━━ 给定文段

在Python中使用multiprocessing实现多任务并行

目录隐藏

一、简介

这是其他几篇关于并行的文章：

本篇讲如何在Python中如何实现多个任务的并行（多进程）。在Python中，multiprocessing模块提供了一个Process类来代表一个进程对象，而在Fortran的OpenMP中是通过启动“线程”来实现并行。补充说明：在Python中，有threading模块可以实现多线程的并行，也是比较常用的，参考：常用的Python软件包。

multiprocessing文档：https://docs.python.org/3/library/multiprocessing.html

进程并行和线程并行是实现多任务并行常见的两种方法。打开电脑的任务管理器（底部栏右击），在应用程序旁边就是“进程”。运行本文的例子程序时，可以发现Python的multiprocessing会产生多个“进程”，实现多个任务的并行，截图如下：

而在运行Fortran的OpenMP例子时，单个进程占了近100%CPU（四个核，一个核为25%），也就是OpenMP通过产生多个“线程”，分给指定CPU运行，实现多任务的并行，截图如下：

二、测试例子

以下是整理的一个Python多任务并行（multiprocessing模块Process类）的测试例子：

"""
This code is supported by the website: https://www.guanjihuan.com
The newest version of this code is on the web page: https://www.guanjihuan.com/archives/4536
"""

━━━━
━━ 输入数据

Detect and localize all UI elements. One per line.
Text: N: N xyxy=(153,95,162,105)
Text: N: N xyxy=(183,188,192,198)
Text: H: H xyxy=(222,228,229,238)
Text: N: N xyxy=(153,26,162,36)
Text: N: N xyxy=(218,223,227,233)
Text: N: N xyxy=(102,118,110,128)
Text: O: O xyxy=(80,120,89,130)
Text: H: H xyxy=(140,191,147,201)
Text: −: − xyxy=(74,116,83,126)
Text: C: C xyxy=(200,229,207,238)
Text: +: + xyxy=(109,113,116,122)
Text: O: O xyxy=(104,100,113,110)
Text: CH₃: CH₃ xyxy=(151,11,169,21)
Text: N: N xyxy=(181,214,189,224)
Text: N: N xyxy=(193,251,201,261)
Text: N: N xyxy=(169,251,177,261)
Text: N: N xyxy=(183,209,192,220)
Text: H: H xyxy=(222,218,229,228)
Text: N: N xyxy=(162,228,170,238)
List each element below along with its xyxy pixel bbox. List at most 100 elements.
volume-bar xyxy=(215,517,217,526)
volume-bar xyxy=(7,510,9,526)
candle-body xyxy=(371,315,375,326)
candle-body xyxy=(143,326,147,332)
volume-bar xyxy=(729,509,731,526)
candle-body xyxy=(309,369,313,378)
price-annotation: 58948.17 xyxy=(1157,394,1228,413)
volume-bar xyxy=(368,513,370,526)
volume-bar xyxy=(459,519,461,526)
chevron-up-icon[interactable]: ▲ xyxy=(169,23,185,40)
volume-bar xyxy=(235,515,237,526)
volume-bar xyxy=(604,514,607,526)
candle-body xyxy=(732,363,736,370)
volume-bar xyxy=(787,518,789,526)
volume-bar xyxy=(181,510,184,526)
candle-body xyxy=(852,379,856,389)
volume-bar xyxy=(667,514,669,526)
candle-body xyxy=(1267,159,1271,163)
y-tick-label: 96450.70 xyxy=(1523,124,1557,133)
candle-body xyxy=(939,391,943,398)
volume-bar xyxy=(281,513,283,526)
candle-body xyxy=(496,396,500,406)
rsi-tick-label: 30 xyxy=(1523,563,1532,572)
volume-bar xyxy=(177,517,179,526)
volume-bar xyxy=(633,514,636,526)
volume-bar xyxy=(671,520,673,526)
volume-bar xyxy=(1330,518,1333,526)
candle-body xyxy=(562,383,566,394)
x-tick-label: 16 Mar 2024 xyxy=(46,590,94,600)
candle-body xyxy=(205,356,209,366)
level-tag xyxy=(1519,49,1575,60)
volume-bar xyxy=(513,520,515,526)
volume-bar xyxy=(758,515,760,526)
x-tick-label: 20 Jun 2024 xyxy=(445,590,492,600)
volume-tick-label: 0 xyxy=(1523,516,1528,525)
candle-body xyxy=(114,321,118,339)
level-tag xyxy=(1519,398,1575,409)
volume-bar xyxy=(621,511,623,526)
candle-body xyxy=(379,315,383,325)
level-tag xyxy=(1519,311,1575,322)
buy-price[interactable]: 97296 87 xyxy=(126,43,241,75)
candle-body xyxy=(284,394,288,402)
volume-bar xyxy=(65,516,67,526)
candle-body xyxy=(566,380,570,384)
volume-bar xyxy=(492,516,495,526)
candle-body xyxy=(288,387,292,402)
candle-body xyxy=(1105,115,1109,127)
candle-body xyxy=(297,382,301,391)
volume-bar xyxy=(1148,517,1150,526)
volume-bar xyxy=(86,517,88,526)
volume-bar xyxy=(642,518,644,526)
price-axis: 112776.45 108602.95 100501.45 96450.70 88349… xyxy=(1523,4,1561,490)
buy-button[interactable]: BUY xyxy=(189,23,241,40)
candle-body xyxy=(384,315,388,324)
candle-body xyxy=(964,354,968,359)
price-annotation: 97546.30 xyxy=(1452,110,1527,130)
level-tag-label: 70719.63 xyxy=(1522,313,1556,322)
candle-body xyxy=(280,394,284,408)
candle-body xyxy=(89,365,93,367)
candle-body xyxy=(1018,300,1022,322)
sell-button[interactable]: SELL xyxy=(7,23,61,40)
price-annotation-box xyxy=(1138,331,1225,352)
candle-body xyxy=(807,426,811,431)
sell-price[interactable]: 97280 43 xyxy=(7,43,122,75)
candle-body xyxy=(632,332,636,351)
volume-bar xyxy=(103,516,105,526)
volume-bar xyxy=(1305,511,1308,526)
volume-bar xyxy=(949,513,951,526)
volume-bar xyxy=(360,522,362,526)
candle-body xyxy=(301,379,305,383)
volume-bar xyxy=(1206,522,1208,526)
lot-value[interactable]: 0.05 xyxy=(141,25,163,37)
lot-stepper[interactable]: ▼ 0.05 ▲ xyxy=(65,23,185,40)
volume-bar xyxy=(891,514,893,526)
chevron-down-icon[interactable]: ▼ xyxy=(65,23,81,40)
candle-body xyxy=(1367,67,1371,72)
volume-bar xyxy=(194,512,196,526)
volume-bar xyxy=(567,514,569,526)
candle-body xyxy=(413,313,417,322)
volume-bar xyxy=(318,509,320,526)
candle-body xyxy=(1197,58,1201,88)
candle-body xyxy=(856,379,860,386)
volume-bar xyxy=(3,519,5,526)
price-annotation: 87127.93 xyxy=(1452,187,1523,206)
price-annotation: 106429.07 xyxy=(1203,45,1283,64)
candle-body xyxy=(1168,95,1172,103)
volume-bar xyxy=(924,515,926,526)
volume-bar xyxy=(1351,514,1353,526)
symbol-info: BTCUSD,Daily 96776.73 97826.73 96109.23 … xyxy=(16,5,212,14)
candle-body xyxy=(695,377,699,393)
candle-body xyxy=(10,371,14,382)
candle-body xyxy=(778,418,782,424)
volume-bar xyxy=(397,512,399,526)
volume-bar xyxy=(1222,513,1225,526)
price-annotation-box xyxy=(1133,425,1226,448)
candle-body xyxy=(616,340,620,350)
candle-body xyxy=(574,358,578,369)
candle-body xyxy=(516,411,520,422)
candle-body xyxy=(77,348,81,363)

━━━━

练习任务 1: 从数据行的开头起，到含有"Text: N: N xyxy=(102,118,110,128)"的那一行为止（首尾两行都算在内），将其中的"localize"换成"locate"，改写这些行，其余内容不变。
练习任务 2: 接着那篇讲用Python的multiprocessing实现多任务并行的文段往下续写。

书面回答 1:
Detect and locate all UI elements. One per line.
Text: N: N xyxy=(153,95,162,105)
Text: N: N xyxy=(183,188,192,198)
Text: H: H xyxy=(222,228,229,238)
Text: N: N xyxy=(153,26,162,36)
Text: N: N xyxy=(218,223,227,233)
Text: N: N xyxy=(102,118,110,128)

书面回答 2:
import multiprocessing
import os
import time

def run_proc(name): # 要执行的代码
    start_time = time.perf_counter()
    time.sleep(2)
    end_time = time.perf_counter()
    print ('Process id running on %s = %s' % (name, os.getpid()), '; running time = %s' % (end_time-start_time))


if __name__ == '__main__':

    # 串行
    print('串行程序')
    print('Process id = %s.' % os.getpid())
    start_time = time.perf_counter()
    run_proc('job1')
    run_proc('job2')
    run_proc('job3')
    run_proc('job4')
    end_time = time.perf_counter()
    print('CPU执行时间(s)=', (end_time-start_time), '\n')

    # 并行
    print('并行程序')
    print('Process id = %s.' % os.getpid())
    start_time = time.perf_counter()
    p1 = multiprocessing.Process(target=run_proc, args=('job1',))
    p2 = multiprocessing.Process(target=run_proc, args=('job2',))
    p3 = multiprocessing.Process(target=run_proc, args=('job3',))
    p4 = multiprocessing.Process(target=run_proc, args=('job4',))
    p1.start()
    p2.start()
    p3.start()
    p4.start()
    p1.join()  # join()方法可以等待子进程结束后再继续往下运行
    p2.join()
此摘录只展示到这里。